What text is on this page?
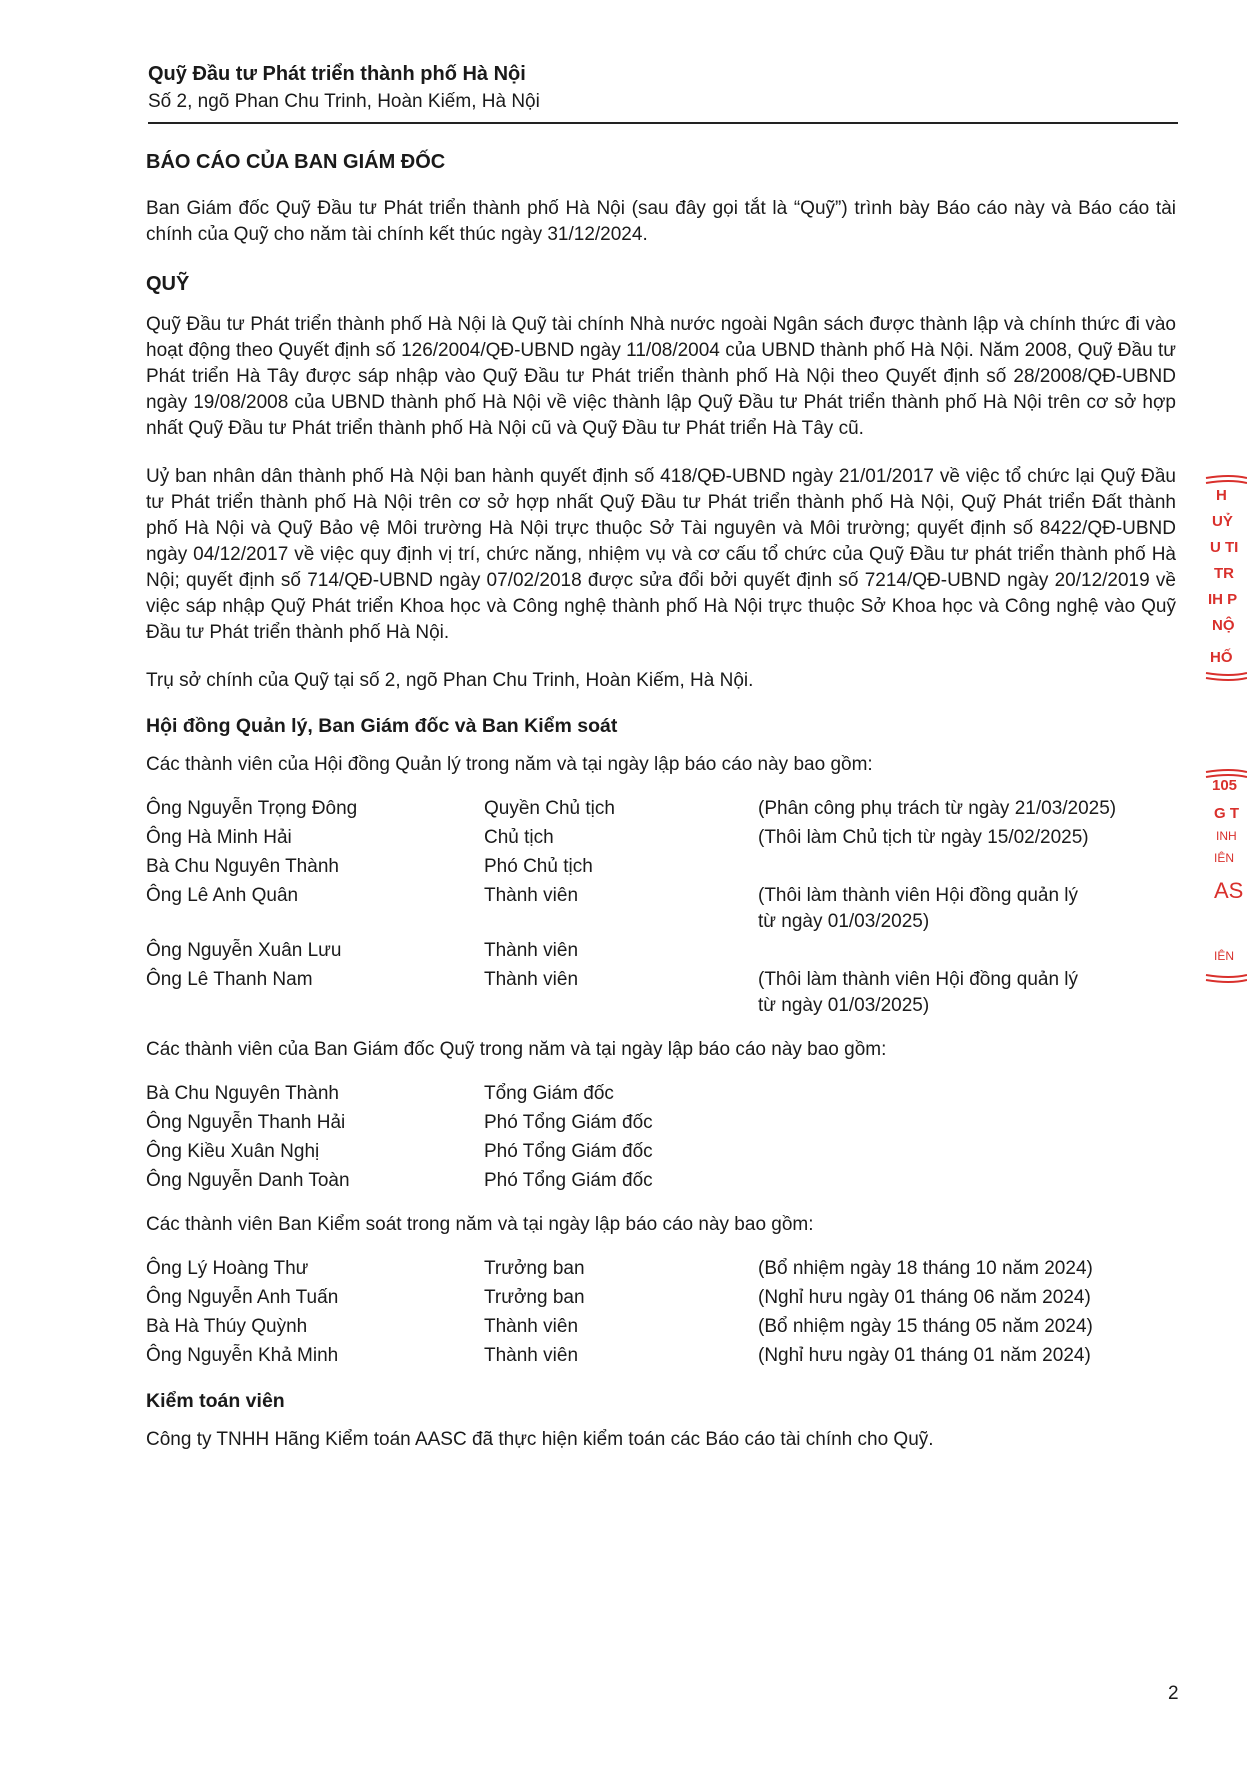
Quỹ Đầu tư Phát triển thành phố Hà Nội
Số 2, ngõ Phan Chu Trinh, Hoàn Kiếm, Hà Nội
BÁO CÁO CỦA BAN GIÁM ĐỐC

Ban Giám đốc Quỹ Đầu tư Phát triển thành phố Hà Nội (sau đây gọi tắt là “Quỹ”) trình bày Báo cáo này và Báo cáo tài chính của Quỹ cho năm tài chính kết thúc ngày 31/12/2024.

QUỸ

Quỹ Đầu tư Phát triển thành phố Hà Nội là Quỹ tài chính Nhà nước ngoài Ngân sách được thành lập và chính thức đi vào hoạt động theo Quyết định số 126/2004/QĐ-UBND ngày 11/08/2004 của UBND thành phố Hà Nội. Năm 2008, Quỹ Đầu tư Phát triển Hà Tây được sáp nhập vào Quỹ Đầu tư Phát triển thành phố Hà Nội theo Quyết định số 28/2008/QĐ-UBND ngày 19/08/2008 của UBND thành phố Hà Nội về việc thành lập Quỹ Đầu tư Phát triển thành phố Hà Nội trên cơ sở hợp nhất Quỹ Đầu tư Phát triển thành phố Hà Nội cũ và Quỹ Đầu tư Phát triển Hà Tây cũ.

Uỷ ban nhân dân thành phố Hà Nội ban hành quyết định số 418/QĐ-UBND ngày 21/01/2017 về việc tổ chức lại Quỹ Đầu tư Phát triển thành phố Hà Nội trên cơ sở hợp nhất Quỹ Đầu tư Phát triển thành phố Hà Nội, Quỹ Phát triển Đất thành phố Hà Nội và Quỹ Bảo vệ Môi trường Hà Nội trực thuộc Sở Tài nguyên và Môi trường; quyết định số 8422/QĐ-UBND ngày 04/12/2017 về việc quy định vị trí, chức năng, nhiệm vụ và cơ cấu tổ chức của Quỹ Đầu tư phát triển thành phố Hà Nội; quyết định số 714/QĐ-UBND ngày 07/02/2018 được sửa đổi bởi quyết định số 7214/QĐ-UBND ngày 20/12/2019 về việc sáp nhập Quỹ Phát triển Khoa học và Công nghệ thành phố Hà Nội trực thuộc Sở Khoa học và Công nghệ vào Quỹ Đầu tư Phát triển thành phố Hà Nội.

Trụ sở chính của Quỹ tại số 2, ngõ Phan Chu Trinh, Hoàn Kiếm, Hà Nội.

Hội đồng Quản lý, Ban Giám đốc và Ban Kiểm soát

Các thành viên của Hội đồng Quản lý trong năm và tại ngày lập báo cáo này bao gồm:

Ông Nguyễn Trọng Đông	Quyền Chủ tịch	(Phân công phụ trách từ ngày 21/03/2025)
Ông Hà Minh Hải	Chủ tịch	(Thôi làm Chủ tịch từ ngày 15/02/2025)
Bà Chu Nguyên Thành	Phó Chủ tịch
Ông Lê Anh Quân	Thành viên	(Thôi làm thành viên Hội đồng quản lý
từ ngày 01/03/2025)
Ông Nguyễn Xuân Lưu	Thành viên
Ông Lê Thanh Nam	Thành viên	(Thôi làm thành viên Hội đồng quản lý
từ ngày 01/03/2025)

Các thành viên của Ban Giám đốc Quỹ trong năm và tại ngày lập báo cáo này bao gồm:

Bà Chu Nguyên Thành	Tổng Giám đốc
Ông Nguyễn Thanh Hải	Phó Tổng Giám đốc
Ông Kiều Xuân Nghị	Phó Tổng Giám đốc
Ông Nguyễn Danh Toàn	Phó Tổng Giám đốc

Các thành viên Ban Kiểm soát trong năm và tại ngày lập báo cáo này bao gồm:

Ông Lý Hoàng Thư	Trưởng ban	(Bổ nhiệm ngày 18 tháng 10 năm 2024)
Ông Nguyễn Anh Tuấn	Trưởng ban	(Nghỉ hưu ngày 01 tháng 06 năm 2024)
Bà Hà Thúy Quỳnh	Thành viên	(Bổ nhiệm ngày 15 tháng 05 năm 2024)
Ông Nguyễn Khả Minh	Thành viên	(Nghỉ hưu ngày 01 tháng 01 năm 2024)
Kiểm toán viên

Công ty TNHH Hãng Kiểm toán AASC đã thực hiện kiểm toán các Báo cáo tài chính cho Quỹ.

H
UỶ
U TI
TR
IH P
NỘ
HỐ
105
G T
INH
IÊN
AS
IÊN
2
*****
### WHAT NEEDS TO BE DONE
Pick out all lines containing the string "Trưởng".

### TASK ANSWER
Ông Lý Hoàng Thư	Trưởng ban	(Bổ nhiệm ngày 18 tháng 10 năm 2024)
Ông Nguyễn Anh Tuấn	Trưởng ban	(Nghỉ hưu ngày 01 tháng 06 năm 2024)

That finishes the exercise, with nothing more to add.